#### Document passage:

____________

So it’s probably not what you want, but Git offers a hint: maybe you wanted something to do with submodules, instead!
Submodules give you a way to make a completely separate repo appear inside the working tree of your current repo. Not only that, it allows the current working tree to have a specific commit of the submodule represented in that submodule’s tree.
The canonical use case for this is when your project depends on a library that you also have the source for. You can include the library’s repo as a submodule of your repo, and effectively pin it to a particular version (specifically to a particular commit).
For example, maybe your code works with FooLib version 3.4.90. So you include FooLib as a submodule and make sure it’s pinned to that version. Then even though another team might be updating FooLib, you’ll always have version 3.4.90 available to build against.
Then later when you’re ready, you can update the submodule to the latest version, say 4.0.1, and pin that one in place.
It’s important to note that a submodule is just another regular Git repo. Nothing special about it. The only thing that’s notable is that we’ve decided to effectively clone it inside another repo, and logically tie it to that repo.
Let’s start by talking about what happens when you clone a repo that already uses submodules. In this case, someone else has done the work of putting the repo together with its submodules, but you have to do a little bit of extra effort after cloning it so you get all the submodules, as well.
Later we’ll talk about how to add submodules to a project.
Luckily, for demonstration purposes, I have a repo you can clone that already has a submodule defined within it. (Fork the repo before you clone it if you want to be able to push back.)
Let’s say you already know that the repo you’re about to clone has submodules. (Because someone told you it did.) You can then clone with a flag saying you want to get all the submodule repos, too, please. You do this with the --recurse-submodules
switch:
$ git clone --recurse-submodules \ git@github.com:beejjorgensen/git-example-submodule-repo.git
(Above command split into two lines to fit in the margins.)
And that will clone the repo in question, and it will also clone all repos listed as submodules of that repo. Go ahead and run it—it’s a real repo you can clone.
After you run it and go into the repo directory, you’ll see a git-example-repo
directory in there. That’s a completely separate repo inside this one as a submodule. You can cd
into it and look at the files!
Any Git commands you run in the submodule directory tree apply only to the submodule! Be extra careful making commits in the submodule directory tree—
HEAD
commonly gets detached with submodules. More on that later.
But let’s say you forget to specify --recurse-submodules
, or you just plain didn’t realize there were submodules here. Not to worry! You can get them after the fact. The above command is the same as these two (or three) commands:
$ git clone \
git@github.com:beejjorgensen/git-example-submodule-repo.git
$ cd git-example-submodule-repo $ git submodule update --recursive --init
That will also get the submodules cloned. (--recursive
is in case the submodules have submodules (!!) and the --init
does some necessary bookkeeping work in your local repo. How’s that for a handwavy statement?)

____________

#### Source data:
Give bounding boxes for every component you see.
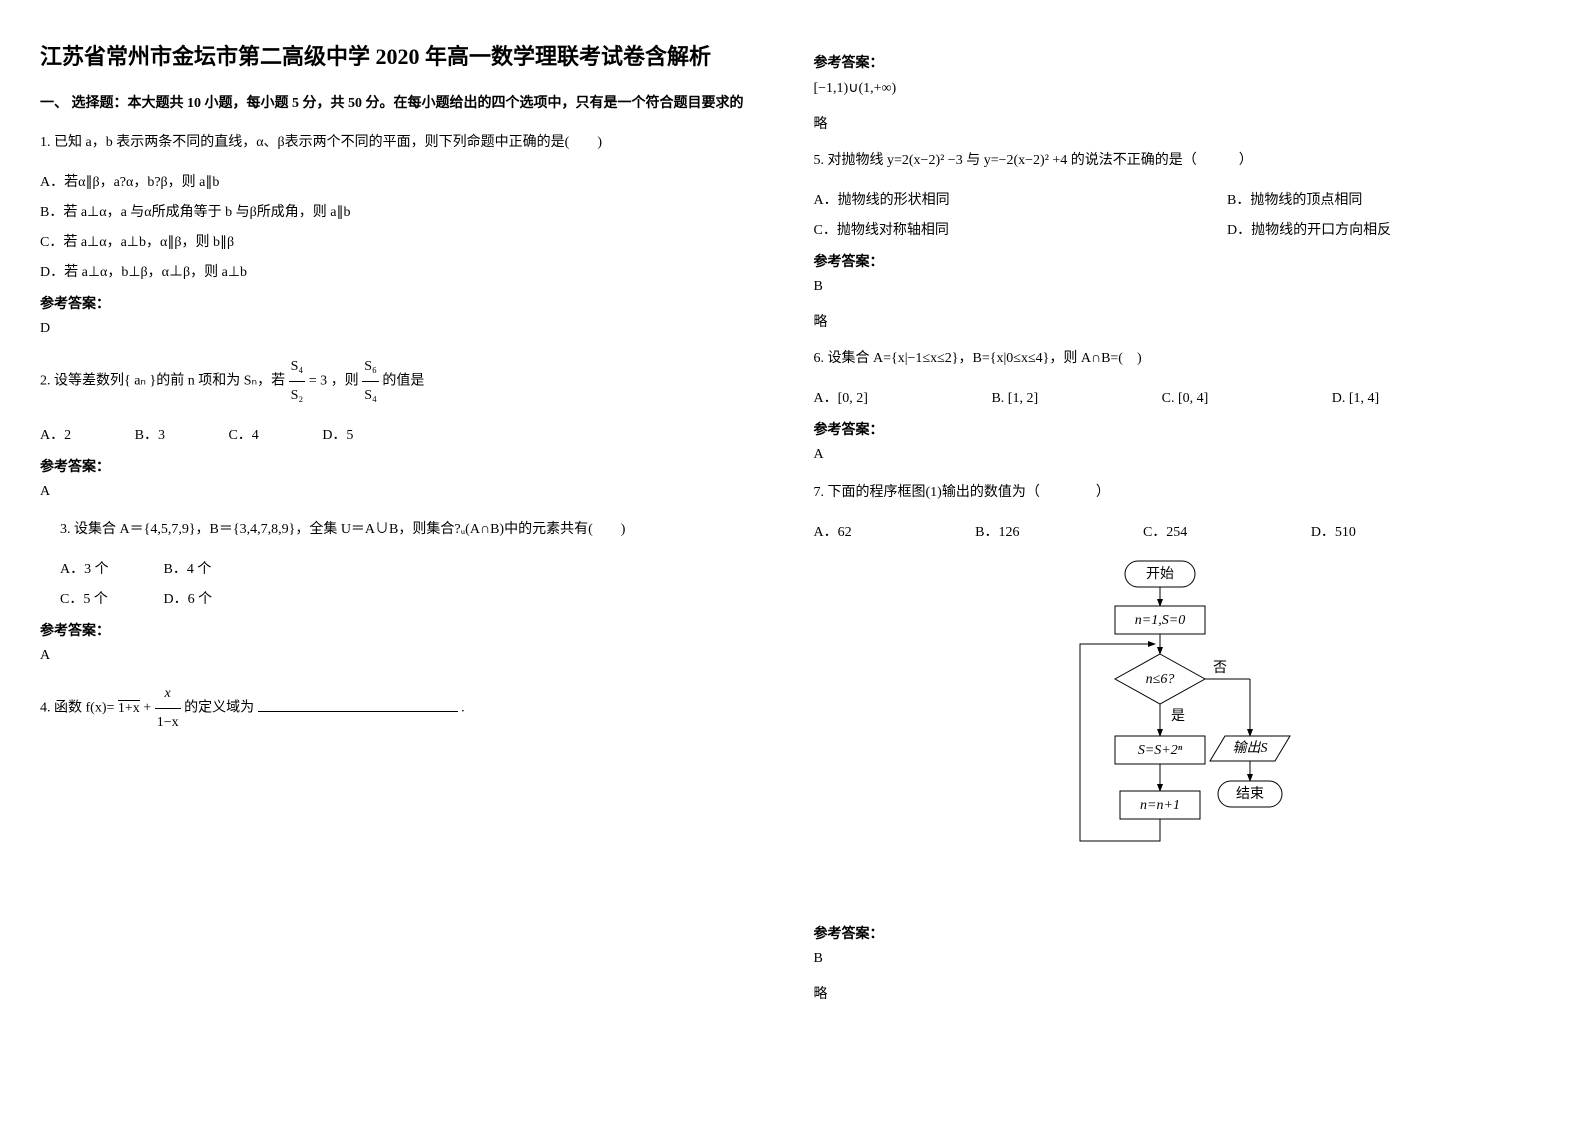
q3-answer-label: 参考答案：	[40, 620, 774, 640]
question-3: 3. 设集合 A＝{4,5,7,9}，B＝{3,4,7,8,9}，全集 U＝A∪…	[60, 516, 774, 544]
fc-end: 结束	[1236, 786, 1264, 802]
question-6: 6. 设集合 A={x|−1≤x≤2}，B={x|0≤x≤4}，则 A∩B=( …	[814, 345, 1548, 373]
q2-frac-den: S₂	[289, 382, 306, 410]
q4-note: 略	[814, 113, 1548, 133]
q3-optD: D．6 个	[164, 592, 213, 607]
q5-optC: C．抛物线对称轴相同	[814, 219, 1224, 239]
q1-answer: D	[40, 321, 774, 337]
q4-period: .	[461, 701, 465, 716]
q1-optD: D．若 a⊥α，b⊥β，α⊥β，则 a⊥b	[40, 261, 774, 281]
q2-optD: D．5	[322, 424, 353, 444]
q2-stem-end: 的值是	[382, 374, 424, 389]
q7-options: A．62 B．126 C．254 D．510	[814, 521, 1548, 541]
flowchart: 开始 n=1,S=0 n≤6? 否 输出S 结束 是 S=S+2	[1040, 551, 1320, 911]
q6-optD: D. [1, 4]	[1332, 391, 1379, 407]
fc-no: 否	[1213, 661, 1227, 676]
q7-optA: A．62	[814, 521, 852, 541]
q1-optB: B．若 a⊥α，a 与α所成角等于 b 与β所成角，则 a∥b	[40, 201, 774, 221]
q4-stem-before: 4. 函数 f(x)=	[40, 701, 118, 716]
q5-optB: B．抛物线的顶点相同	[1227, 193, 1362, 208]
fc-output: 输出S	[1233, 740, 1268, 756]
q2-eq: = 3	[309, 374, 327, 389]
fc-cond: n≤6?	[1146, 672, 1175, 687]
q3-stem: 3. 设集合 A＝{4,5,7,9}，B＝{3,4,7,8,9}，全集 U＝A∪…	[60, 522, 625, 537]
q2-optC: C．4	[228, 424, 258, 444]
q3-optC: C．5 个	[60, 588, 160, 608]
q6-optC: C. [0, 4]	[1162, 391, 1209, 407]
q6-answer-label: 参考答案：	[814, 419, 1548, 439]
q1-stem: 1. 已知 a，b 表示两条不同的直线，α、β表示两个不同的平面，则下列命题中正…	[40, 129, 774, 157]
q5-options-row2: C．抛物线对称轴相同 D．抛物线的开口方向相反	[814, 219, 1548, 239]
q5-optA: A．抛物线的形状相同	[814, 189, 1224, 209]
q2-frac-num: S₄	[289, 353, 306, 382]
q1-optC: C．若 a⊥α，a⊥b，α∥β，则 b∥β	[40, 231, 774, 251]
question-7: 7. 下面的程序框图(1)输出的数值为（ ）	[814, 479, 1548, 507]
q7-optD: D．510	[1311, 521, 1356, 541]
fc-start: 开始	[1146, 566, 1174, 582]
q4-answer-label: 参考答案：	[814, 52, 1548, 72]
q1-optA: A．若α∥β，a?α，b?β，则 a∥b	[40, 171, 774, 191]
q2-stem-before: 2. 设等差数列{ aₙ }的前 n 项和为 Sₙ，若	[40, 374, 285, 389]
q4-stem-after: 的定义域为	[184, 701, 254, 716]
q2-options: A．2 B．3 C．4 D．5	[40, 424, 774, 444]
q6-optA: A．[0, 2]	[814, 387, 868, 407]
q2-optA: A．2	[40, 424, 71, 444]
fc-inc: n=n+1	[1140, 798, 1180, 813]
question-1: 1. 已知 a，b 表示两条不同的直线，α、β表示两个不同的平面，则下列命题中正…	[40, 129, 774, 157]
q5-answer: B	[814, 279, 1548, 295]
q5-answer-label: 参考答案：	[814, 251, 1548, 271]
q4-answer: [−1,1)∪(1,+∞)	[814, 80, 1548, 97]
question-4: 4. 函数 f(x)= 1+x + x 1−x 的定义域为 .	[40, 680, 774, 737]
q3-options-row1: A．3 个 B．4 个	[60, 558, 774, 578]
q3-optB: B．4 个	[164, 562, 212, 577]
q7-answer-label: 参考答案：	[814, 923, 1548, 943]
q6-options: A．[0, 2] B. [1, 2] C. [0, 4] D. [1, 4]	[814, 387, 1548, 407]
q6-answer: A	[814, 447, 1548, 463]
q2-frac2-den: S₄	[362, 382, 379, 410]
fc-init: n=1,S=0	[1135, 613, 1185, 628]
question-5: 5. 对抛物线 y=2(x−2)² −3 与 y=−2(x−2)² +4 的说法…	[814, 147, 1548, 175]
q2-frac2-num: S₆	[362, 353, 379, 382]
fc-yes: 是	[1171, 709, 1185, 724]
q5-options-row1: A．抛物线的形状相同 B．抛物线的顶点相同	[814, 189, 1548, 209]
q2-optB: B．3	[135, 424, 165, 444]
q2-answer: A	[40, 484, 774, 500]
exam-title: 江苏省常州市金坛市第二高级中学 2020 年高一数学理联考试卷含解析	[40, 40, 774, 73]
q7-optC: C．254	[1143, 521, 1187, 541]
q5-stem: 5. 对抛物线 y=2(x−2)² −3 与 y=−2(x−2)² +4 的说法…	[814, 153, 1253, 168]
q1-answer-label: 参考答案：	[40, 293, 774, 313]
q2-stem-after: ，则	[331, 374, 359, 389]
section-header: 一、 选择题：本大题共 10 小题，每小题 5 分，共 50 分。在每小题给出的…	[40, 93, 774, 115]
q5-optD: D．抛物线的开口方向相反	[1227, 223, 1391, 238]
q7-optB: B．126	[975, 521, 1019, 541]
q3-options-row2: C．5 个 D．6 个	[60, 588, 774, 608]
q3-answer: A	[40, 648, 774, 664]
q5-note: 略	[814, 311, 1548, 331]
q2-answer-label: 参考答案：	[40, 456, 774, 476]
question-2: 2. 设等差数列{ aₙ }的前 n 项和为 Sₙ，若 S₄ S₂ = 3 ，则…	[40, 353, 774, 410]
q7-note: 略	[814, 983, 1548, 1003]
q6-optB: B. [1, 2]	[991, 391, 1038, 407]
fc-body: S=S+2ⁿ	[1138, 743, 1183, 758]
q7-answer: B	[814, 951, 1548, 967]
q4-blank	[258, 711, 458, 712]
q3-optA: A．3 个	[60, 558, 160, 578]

____________

#### Written request 1:
In the text on Git submodules, which FooLib version does the example first pin the submodule to?
#### Written request 2:
In the records, copy the lines character for character, starting with the line that contains "620, 774, 640]" and ending after the line that contains "q7-options: A．62 B．126".

#### Reply 1:
Version 3.4.90.

#### Reply 2:
q3-answer-label: 参考答案：	[40, 620, 774, 640]
question-3: 3. 设集合 A＝{4,5,7,9}，B＝{3,4,7,8,9}，全集 U＝A∪…	[60, 516, 774, 544]
fc-end: 结束	[1236, 786, 1264, 802]
question-6: 6. 设集合 A={x|−1≤x≤2}，B={x|0≤x≤4}，则 A∩B=( …	[814, 345, 1548, 373]
q2-frac-den: S₂	[289, 382, 306, 410]
q4-note: 略	[814, 113, 1548, 133]
q3-optD: D．6 个	[164, 592, 213, 607]
q5-optC: C．抛物线对称轴相同	[814, 219, 1224, 239]
q1-answer: D	[40, 321, 774, 337]
q4-period: .	[461, 701, 465, 716]
q1-optD: D．若 a⊥α，b⊥β，α⊥β，则 a⊥b	[40, 261, 774, 281]
q2-optD: D．5	[322, 424, 353, 444]
q2-stem-end: 的值是	[382, 374, 424, 389]
q7-options: A．62 B．126 C．254 D．510	[814, 521, 1548, 541]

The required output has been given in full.